§ **WHAT TO DO**:
Select all lines with the string "والمثبت" in them, and copy those lines.

---- SUPPLIED DATA

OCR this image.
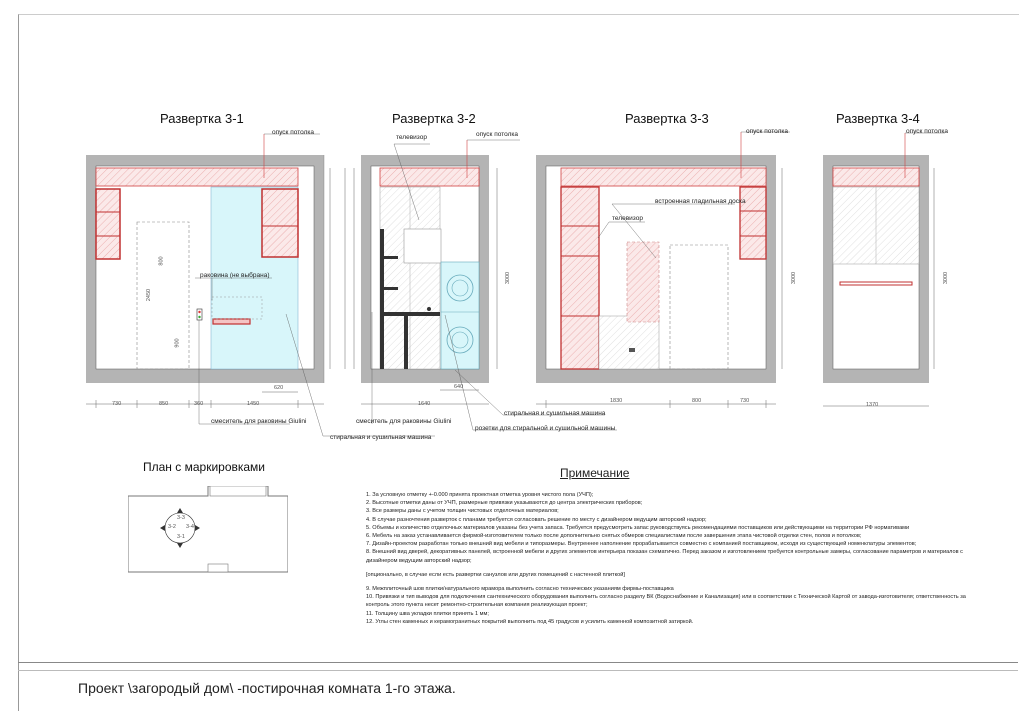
Развертка 3-1	Развертка 3-2	Развертка 3-3	Развертка 3-4
опуск потолка
раковина (не выбрана)
смеситель для раковины Giulini
стиральная и сушильная машина
телевизор	опуск потолка
смеситель для раковины Giulini
стиральная и сушильная машина
розетки для стиральной и сушильной машины
встроенная гладильная доска
телевизор
опуск потолка	опуск потолка
730	850	360	1450
620
2450
800
900
1640
640
3000
1830	800	730
3000
1370
3000
План с маркировками
3-3
3-2 3-4
3-1
Примечание

1. За условную отметку +-0.000 принята проектная отметка уровня чистого пола (УЧП);

2. Высотные отметки даны от УЧП, размерные привязки указываются до центра электрических приборов;

3. Все размеры даны с учетом толщин чистовых отделочных материалов;

4. В случае разночтения разверток с планами требуется согласовать решение по месту с дизайнером ведущим авторский надзор;

5. Объемы и количество отделочных материалов указаны без учета запаса. Требуется предусмотреть запас руководствуясь рекомендациями поставщиков или действующими на территории РФ нормативами

6. Мебель на заказ устанавливается фирмой-изготовителем только после дополнительно снятых обмеров специалистами после завершения этапа чистовой отделки стен, полов и потолков;

7. Дизайн-проектом разработан только внешний вид мебели и типоразмеры. Внутреннее наполнение прорабатывается совместно с компанией поставщиком, исходя из существующей номенклатуры элементов;

8. Внешний вид дверей, декоративных панелей, встроенной мебели и других элементов интерьера показан схематично. Перед заказом и изготовлением требуется контрольные замеры, согласование параметров и материалов с дизайнером ведущим авторский надзор;

[опционально, в случае если есть развертки санузлов или других помещений с настенной плиткой]

9. Межплиточный шов плитки/натурального мрамора выполнить согласно технических указаниям фирмы-поставщика

10. Привязки и тип выводов для подключения сантехнического оборудования выполнить согласно разделу ВК (Водоснабжение и Канализация) или в соответствии с Технической Картой от завода-изготовителя; ответственность за контроль этого пункта несет ремонтно-строительная компания реализующая проект;

11. Толщину шва укладки плитки принять 1 мм;

12. Углы стен каменных и керамогранитных покрытий выполнить под 45 градусов и усилить каменной композитной затиркой.

Проект \загородый дом\ -постирочная комната 1-го этажа.
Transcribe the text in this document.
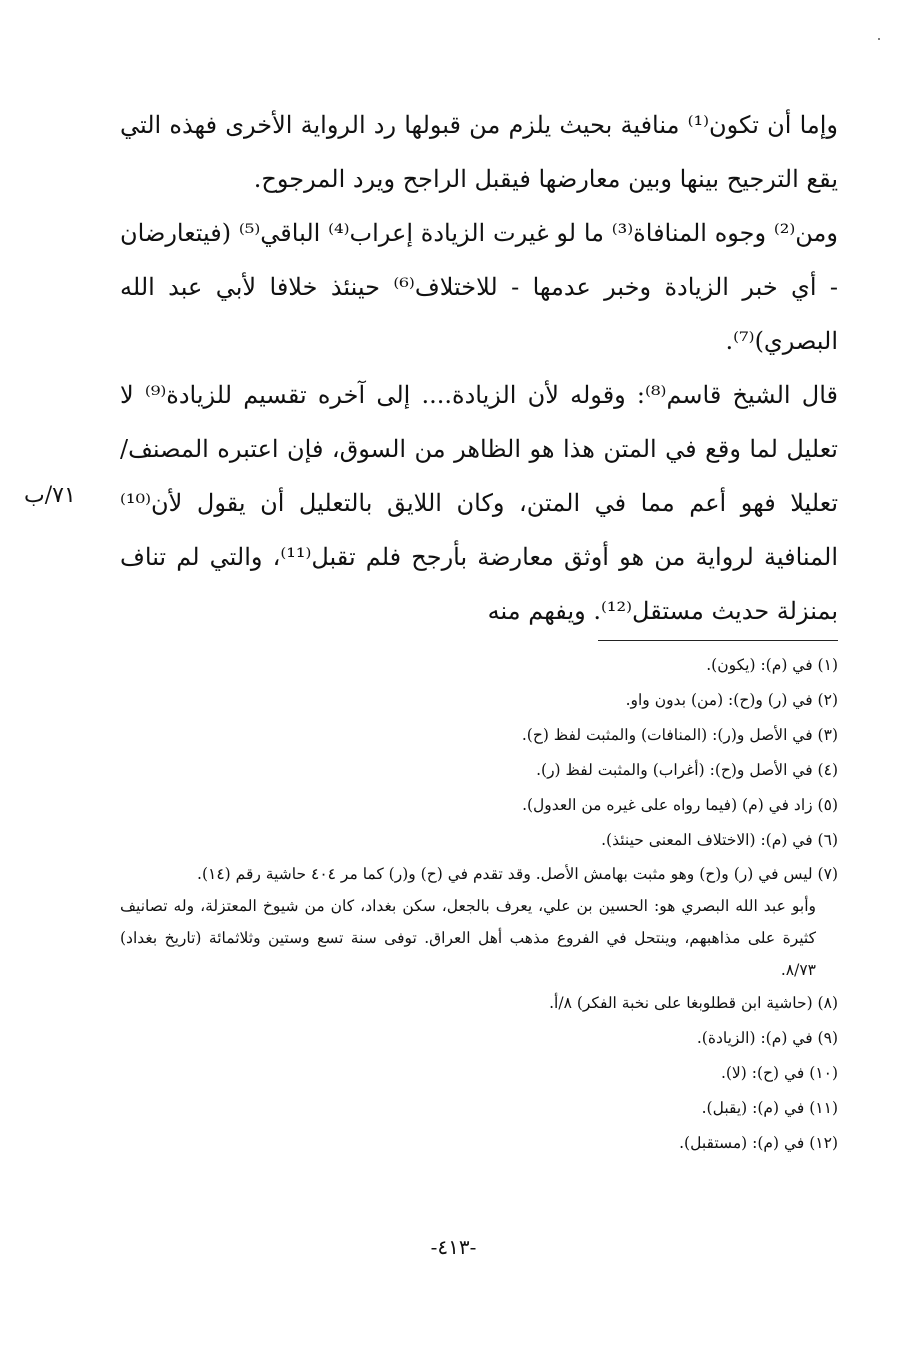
وإما أن تكون⁽¹⁾ منافية بحيث يلزم من قبولها رد الرواية الأخرى فهذه التي يقع الترجيح بينها وبين معارضها فيقبل الراجح ويرد المرجوح.

ومن⁽²⁾ وجوه المنافاة⁽³⁾ ما لو غيرت الزيادة إعراب⁽⁴⁾ الباقي⁽⁵⁾ (فيتعارضان - أي خبر الزيادة وخبر عدمها - للاختلاف⁽⁶⁾ حينئذ خلافا لأبي عبد الله البصري)⁽⁷⁾.

قال الشيخ قاسم⁽⁸⁾: وقوله لأن الزيادة.... إلى آخره تقسيم للزيادة⁽⁹⁾ لا تعليل لما وقع في المتن هذا هو الظاهر من السوق، فإن اعتبره المصنف/ تعليلا فهو أعم مما في المتن، وكان اللايق بالتعليل أن يقول لأن⁽¹⁰⁾ المنافية لرواية من هو أوثق معارضة بأرجح فلم تقبل⁽¹¹⁾، والتي لم تناف بمنزلة حديث مستقل⁽¹²⁾. ويفهم منه

٧١/ب

(١) في (م): (يكون).

(٢) في (ر) و(ح): (من) بدون واو.

(٣) في الأصل و(ر): (المنافات) والمثبت لفظ (ح).

(٤) في الأصل و(ح): (أغراب) والمثبت لفظ (ر).

(٥) زاد في (م) (فيما رواه على غيره من العدول).

(٦) في (م): (الاختلاف المعنى حينئذ).

(٧) ليس في (ر) و(ح) وهو مثبت بهامش الأصل. وقد تقدم في (ح) و(ر) كما مر ٤٠٤ حاشية رقم (١٤).

وأبو عبد الله البصري هو: الحسين بن علي، يعرف بالجعل، سكن بغداد، كان من شيوخ المعتزلة، وله تصانيف كثيرة على مذاهبهم، وينتحل في الفروع مذهب أهل العراق. توفى سنة تسع وستين وثلاثمائة (تاريخ بغداد) ٨/٧٣.

(٨) (حاشية ابن قطلوبغا على نخبة الفكر) ٨/أ.

(٩) في (م): (الزيادة).

(١٠) في (ح): (لا).

(١١) في (م): (يقبل).

(١٢) في (م): (مستقبل).

-٤١٣-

--------

§ **EXERCISE OUTPUT**:
(٣) في الأصل و(ر): (المنافات) والمثبت لفظ (ح).
(٤) في الأصل و(ح): (أغراب) والمثبت لفظ (ر).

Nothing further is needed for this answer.